**EXTRACTED MATERIAL:**
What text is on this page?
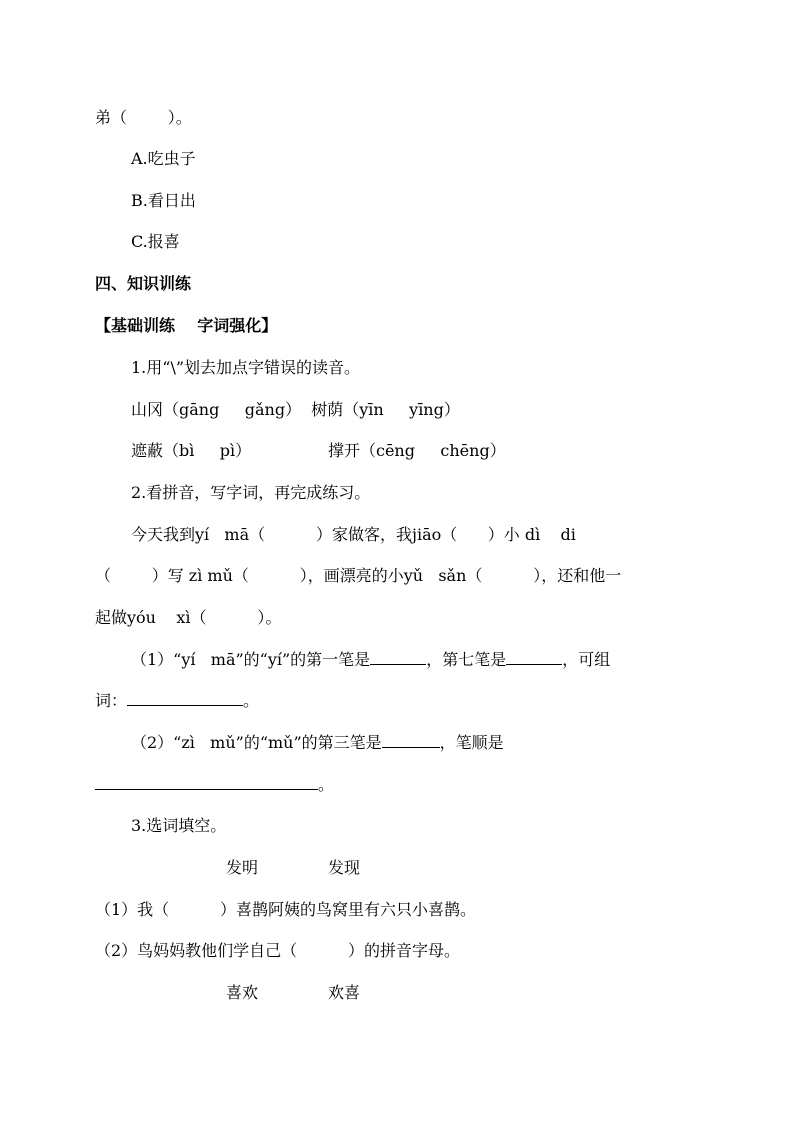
弟（        ）。
A.吃虫子
B.看日出
C.报喜
四、知识训练
【基础训练    字词强化】
1.用“\”划去加点字错误的读音。
山冈（gāng     gǎng）  树荫（yīn     yīng）
遮蔽（bì     pì）	撑开（cēng     chēng）
2.看拼音，写字词，再完成练习。
今天我到yí   mā（          ）家做客，我jiāo（      ）小 dì    di
（        ）写 zì mǔ（          ），画漂亮的小yǔ   sǎn（          ），还和他一
起做yóu    xì（          ）。
（1）“yí   mā”的“yí”的第一笔是	，第七笔是	，可组
词：	。
（2）“zì   mǔ”的“mǔ”的第三笔是	，笔顺是
。
3.选词填空。
发明	发现
（1）我（          ）喜鹊阿姨的鸟窝里有六只小喜鹊。
（2）鸟妈妈教他们学自己（          ）的拼音字母。
喜欢	欢喜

**PROBLEM DETAILS:** Drop the images and repeat the data exactly.

**RESULT FOR THIS TASK:**
What text is on this page?
弟（        ）。
A.吃虫子
B.看日出
C.报喜
四、知识训练
【基础训练    字词强化】
1.用“\”划去加点字错误的读音。
山冈（gāng     gǎng）  树荫（yīn     yīng）
遮蔽（bì     pì）	撑开（cēng     chēng）
2.看拼音，写字词，再完成练习。
今天我到yí   mā（          ）家做客，我jiāo（      ）小 dì    di
（        ）写 zì mǔ（          ），画漂亮的小yǔ   sǎn（          ），还和他一
起做yóu    xì（          ）。
（1）“yí   mā”的“yí”的第一笔是	，第七笔是	，可组
词：	。
（2）“zì   mǔ”的“mǔ”的第三笔是	，笔顺是
。
3.选词填空。
发明	发现
（1）我（          ）喜鹊阿姨的鸟窝里有六只小喜鹊。
（2）鸟妈妈教他们学自己（          ）的拼音字母。
喜欢	欢喜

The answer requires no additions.